TASK PROMPT — The data below is to be returned in full and exactly.

DATA EXTRACT —
— Begin —
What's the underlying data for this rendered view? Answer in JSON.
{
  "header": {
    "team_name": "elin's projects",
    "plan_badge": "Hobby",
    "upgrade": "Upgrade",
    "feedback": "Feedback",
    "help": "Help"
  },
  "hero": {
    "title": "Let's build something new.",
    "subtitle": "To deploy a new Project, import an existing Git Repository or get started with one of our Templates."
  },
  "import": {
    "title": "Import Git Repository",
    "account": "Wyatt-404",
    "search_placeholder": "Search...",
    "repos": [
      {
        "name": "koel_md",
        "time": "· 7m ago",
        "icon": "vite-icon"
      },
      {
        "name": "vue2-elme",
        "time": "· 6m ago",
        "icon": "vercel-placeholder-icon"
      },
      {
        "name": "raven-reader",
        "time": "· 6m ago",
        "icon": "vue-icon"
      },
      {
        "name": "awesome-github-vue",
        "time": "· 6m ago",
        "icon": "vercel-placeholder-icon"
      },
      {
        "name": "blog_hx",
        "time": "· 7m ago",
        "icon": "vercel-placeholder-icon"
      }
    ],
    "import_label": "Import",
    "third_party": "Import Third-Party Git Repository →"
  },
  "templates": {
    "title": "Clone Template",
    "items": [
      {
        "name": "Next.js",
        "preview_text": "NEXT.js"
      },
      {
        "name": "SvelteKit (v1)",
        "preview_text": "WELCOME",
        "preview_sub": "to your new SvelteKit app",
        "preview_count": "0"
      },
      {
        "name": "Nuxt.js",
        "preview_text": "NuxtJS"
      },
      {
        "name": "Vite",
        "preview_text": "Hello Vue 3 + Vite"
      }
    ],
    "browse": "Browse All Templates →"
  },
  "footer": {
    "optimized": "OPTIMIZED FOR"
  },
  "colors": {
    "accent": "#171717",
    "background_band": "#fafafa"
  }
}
— End —
SOLVED PROBLEM —
What's the underlying data for this rendered view? Answer in JSON.
{
  "header": {
    "team_name": "elin's projects",
    "plan_badge": "Hobby",
    "upgrade": "Upgrade",
    "feedback": "Feedback",
    "help": "Help"
  },
  "hero": {
    "title": "Let's build something new.",
    "subtitle": "To deploy a new Project, import an existing Git Repository or get started with one of our Templates."
  },
  "import": {
    "title": "Import Git Repository",
    "account": "Wyatt-404",
    "search_placeholder": "Search...",
    "repos": [
      {
        "name": "koel_md",
        "time": "· 7m ago",
        "icon": "vite-icon"
      },
      {
        "name": "vue2-elme",
        "time": "· 6m ago",
        "icon": "vercel-placeholder-icon"
      },
      {
        "name": "raven-reader",
        "time": "· 6m ago",
        "icon": "vue-icon"
      },
      {
        "name": "awesome-github-vue",
        "time": "· 6m ago",
        "icon": "vercel-placeholder-icon"
      },
      {
        "name": "blog_hx",
        "time": "· 7m ago",
        "icon": "vercel-placeholder-icon"
      }
    ],
    "import_label": "Import",
    "third_party": "Import Third-Party Git Repository →"
  },
  "templates": {
    "title": "Clone Template",
    "items": [
      {
        "name": "Next.js",
        "preview_text": "NEXT.js"
      },
      {
        "name": "SvelteKit (v1)",
        "preview_text": "WELCOME",
        "preview_sub": "to your new SvelteKit app",
        "preview_count": "0"
      },
      {
        "name": "Nuxt.js",
        "preview_text": "NuxtJS"
      },
      {
        "name": "Vite",
        "preview_text": "Hello Vue 3 + Vite"
      }
    ],
    "browse": "Browse All Templates →"
  },
  "footer": {
    "optimized": "OPTIMIZED FOR"
  },
  "colors": {
    "accent": "#171717",
    "background_band": "#fafafa"
  }
}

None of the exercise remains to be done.